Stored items

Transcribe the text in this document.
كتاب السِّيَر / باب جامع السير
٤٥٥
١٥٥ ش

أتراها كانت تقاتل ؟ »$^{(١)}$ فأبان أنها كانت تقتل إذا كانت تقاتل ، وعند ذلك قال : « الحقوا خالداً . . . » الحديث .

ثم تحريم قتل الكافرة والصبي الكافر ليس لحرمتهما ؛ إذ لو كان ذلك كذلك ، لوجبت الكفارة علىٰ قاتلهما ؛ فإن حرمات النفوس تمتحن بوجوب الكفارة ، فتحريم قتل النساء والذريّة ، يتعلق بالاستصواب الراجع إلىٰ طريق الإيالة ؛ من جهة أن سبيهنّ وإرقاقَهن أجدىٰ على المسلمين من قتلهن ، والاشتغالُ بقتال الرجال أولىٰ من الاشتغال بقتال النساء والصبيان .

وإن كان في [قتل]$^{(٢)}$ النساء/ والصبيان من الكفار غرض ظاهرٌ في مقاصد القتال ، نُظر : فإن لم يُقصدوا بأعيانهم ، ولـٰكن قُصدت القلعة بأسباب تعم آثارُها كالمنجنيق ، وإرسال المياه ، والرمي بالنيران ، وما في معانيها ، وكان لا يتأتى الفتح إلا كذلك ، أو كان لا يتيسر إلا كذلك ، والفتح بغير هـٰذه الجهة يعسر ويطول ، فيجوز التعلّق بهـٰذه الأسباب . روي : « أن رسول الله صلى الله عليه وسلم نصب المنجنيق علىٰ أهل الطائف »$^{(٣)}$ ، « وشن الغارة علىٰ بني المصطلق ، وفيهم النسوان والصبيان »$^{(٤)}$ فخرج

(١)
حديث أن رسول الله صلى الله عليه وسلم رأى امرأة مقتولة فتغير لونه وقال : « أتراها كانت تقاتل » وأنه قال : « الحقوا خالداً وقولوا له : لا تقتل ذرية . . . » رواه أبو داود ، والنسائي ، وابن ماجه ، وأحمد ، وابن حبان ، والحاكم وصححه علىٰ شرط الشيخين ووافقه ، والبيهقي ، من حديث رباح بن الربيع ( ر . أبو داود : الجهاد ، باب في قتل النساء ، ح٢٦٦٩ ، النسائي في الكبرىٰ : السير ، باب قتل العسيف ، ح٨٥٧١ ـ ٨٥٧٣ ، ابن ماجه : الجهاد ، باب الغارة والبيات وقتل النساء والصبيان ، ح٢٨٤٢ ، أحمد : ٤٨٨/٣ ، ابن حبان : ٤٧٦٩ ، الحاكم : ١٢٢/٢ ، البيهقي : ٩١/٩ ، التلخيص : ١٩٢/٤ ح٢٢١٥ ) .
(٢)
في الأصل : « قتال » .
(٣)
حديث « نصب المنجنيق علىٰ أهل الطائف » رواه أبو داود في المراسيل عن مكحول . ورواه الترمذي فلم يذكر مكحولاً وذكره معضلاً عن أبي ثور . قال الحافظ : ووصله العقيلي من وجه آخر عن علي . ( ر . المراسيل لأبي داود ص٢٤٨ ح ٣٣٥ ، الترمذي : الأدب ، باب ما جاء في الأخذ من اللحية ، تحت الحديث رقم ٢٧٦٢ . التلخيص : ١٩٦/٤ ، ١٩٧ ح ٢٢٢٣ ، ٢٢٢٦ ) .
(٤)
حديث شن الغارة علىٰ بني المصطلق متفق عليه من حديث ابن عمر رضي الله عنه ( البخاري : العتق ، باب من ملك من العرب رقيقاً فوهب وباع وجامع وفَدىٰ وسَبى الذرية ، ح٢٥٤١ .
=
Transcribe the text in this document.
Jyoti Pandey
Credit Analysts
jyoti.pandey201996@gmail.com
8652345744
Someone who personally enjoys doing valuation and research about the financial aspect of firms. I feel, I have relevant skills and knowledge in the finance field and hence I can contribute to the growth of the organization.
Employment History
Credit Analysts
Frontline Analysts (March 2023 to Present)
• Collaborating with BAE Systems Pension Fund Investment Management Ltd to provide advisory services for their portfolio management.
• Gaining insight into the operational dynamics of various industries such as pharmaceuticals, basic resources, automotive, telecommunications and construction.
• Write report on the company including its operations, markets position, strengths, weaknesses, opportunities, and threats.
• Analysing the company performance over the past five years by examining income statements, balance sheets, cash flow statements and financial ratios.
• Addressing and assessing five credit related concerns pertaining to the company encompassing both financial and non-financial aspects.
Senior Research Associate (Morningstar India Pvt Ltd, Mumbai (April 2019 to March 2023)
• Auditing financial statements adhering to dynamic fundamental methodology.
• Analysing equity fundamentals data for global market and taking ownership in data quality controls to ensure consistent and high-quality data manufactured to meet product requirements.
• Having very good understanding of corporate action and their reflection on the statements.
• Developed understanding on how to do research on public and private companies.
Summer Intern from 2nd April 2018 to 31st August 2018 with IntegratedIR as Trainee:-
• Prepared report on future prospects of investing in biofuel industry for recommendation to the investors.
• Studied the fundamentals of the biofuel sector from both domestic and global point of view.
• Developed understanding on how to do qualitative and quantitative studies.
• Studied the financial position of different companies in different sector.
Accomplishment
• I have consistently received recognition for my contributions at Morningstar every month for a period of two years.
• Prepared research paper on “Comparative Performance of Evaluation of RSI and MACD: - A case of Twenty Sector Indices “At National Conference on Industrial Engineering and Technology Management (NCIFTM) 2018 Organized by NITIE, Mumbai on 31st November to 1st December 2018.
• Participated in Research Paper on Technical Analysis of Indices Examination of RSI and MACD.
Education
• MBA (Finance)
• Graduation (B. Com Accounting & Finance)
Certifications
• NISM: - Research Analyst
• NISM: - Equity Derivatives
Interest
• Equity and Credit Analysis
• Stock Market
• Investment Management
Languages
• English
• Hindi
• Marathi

* **Your instructions**:
Give the number of lines in the entries that include the string "السير", and nothing more.

* **Written response**:
2